___ ITEMS ___

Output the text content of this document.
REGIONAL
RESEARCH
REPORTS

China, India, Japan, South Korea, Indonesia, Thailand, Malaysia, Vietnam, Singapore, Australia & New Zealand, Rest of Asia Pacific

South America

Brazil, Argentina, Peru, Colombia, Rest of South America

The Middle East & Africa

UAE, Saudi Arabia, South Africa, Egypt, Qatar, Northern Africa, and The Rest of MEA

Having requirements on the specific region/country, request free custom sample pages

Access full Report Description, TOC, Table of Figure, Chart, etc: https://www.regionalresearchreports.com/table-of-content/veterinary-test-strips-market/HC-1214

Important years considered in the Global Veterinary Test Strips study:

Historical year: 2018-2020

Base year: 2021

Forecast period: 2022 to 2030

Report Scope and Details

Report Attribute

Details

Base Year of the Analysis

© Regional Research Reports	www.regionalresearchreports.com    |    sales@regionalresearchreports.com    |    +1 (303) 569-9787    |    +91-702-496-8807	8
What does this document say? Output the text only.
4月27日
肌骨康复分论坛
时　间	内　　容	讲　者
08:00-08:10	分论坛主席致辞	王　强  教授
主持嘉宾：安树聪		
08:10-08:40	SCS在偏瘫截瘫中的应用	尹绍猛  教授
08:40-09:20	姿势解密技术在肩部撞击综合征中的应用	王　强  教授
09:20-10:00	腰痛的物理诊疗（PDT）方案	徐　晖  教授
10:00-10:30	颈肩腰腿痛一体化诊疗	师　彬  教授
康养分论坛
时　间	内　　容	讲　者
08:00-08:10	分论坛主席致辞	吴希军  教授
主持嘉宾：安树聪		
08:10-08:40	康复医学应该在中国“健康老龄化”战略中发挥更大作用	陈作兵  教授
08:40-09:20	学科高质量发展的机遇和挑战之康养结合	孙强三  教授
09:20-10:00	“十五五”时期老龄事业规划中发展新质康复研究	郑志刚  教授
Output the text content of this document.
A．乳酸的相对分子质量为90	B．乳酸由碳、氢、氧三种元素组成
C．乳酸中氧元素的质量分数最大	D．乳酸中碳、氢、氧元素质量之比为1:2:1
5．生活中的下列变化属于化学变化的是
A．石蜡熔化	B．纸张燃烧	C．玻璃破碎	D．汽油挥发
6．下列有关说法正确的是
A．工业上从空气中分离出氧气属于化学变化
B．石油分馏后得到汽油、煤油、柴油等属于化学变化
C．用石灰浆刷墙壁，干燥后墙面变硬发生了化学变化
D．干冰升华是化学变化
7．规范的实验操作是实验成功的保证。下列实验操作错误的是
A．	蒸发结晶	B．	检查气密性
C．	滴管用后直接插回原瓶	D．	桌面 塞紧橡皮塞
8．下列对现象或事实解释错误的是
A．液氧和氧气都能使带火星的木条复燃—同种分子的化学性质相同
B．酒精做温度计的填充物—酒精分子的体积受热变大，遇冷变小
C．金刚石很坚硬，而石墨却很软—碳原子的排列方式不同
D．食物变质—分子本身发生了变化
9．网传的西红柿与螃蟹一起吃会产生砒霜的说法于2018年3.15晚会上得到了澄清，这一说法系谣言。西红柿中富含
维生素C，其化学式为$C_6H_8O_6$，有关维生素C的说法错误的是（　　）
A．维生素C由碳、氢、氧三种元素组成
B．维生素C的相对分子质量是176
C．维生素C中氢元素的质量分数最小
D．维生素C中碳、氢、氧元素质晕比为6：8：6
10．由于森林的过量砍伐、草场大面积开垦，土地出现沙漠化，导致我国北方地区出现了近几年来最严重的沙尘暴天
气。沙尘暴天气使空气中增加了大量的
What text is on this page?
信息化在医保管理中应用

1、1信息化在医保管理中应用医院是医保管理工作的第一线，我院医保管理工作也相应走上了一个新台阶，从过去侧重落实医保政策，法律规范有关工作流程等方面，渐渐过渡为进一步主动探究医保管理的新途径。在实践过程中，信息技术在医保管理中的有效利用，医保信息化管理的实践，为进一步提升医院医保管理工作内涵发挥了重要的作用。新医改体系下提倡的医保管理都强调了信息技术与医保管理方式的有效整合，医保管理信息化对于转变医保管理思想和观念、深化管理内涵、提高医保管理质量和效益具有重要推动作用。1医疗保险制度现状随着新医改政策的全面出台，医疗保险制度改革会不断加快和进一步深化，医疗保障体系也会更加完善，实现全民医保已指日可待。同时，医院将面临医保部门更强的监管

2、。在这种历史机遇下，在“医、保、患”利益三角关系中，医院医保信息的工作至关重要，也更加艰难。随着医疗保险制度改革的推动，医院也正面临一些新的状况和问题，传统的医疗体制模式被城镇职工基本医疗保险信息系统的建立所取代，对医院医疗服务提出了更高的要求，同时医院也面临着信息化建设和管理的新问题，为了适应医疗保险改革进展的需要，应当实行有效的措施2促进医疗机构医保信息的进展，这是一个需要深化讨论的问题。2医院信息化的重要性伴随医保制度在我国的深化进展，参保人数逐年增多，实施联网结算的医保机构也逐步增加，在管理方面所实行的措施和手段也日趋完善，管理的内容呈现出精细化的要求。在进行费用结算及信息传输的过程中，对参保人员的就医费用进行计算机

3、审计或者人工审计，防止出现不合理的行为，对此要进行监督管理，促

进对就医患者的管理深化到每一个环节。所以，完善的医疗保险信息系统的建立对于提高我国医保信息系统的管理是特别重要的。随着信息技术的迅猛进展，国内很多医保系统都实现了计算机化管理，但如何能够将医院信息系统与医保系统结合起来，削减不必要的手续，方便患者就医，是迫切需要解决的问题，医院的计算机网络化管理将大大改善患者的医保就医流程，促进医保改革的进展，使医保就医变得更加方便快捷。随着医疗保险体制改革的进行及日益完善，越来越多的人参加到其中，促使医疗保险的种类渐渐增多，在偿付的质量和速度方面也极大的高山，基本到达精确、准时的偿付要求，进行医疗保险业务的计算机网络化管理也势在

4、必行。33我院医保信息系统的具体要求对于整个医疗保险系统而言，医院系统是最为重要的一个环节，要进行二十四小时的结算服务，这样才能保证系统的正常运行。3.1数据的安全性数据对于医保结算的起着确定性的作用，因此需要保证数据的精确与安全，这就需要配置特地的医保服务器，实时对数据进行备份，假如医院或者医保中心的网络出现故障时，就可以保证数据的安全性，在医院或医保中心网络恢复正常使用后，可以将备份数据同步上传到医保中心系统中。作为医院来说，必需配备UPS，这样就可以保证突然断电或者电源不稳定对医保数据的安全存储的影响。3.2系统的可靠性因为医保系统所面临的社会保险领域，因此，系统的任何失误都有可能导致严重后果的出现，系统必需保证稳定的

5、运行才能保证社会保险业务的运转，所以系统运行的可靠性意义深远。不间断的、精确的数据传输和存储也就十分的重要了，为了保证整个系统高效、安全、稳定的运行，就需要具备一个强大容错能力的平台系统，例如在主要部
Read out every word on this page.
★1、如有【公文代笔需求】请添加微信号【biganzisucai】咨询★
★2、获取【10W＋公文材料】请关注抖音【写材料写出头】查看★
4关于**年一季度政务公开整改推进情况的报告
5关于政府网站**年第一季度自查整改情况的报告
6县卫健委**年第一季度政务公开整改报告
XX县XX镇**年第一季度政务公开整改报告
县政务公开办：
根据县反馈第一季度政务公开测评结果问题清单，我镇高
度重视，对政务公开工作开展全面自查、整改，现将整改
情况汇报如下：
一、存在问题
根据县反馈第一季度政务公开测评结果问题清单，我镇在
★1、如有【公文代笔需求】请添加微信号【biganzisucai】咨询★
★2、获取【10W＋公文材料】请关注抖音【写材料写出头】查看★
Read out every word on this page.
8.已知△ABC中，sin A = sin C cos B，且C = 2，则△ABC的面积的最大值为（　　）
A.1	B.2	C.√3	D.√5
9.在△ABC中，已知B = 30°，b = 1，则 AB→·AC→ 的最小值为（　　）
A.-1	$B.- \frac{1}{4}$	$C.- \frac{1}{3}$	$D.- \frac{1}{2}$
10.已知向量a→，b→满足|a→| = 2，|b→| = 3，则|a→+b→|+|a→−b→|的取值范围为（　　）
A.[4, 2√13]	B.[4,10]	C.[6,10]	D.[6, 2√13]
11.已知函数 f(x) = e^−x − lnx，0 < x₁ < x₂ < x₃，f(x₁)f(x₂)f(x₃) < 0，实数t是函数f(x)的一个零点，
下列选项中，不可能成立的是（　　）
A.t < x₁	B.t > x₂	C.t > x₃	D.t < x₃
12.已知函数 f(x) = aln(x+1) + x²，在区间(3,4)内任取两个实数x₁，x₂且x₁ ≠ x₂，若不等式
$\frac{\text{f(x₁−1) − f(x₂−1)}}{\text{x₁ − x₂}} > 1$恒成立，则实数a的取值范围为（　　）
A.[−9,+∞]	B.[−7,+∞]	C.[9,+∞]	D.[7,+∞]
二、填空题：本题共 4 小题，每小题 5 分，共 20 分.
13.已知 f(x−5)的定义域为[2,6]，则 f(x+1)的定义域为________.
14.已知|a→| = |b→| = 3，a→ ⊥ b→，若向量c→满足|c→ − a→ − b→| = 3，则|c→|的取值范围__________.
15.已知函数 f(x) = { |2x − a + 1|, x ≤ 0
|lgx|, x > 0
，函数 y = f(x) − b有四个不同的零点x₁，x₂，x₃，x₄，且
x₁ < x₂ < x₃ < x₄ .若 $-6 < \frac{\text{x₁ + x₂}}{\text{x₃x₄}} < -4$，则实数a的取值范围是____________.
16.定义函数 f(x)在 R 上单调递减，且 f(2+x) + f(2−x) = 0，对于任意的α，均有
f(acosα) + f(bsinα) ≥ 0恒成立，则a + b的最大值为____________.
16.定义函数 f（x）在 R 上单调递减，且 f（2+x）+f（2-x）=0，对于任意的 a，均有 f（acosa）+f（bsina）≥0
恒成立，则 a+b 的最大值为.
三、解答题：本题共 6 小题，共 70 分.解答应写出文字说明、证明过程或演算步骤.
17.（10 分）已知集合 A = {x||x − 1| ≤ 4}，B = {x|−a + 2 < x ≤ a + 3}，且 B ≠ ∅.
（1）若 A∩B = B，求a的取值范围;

___

WHAT IS BEING ASKED: From the material above, count the lines that include "Base" and give only the total.

ANSWER TO THIS TASK: 2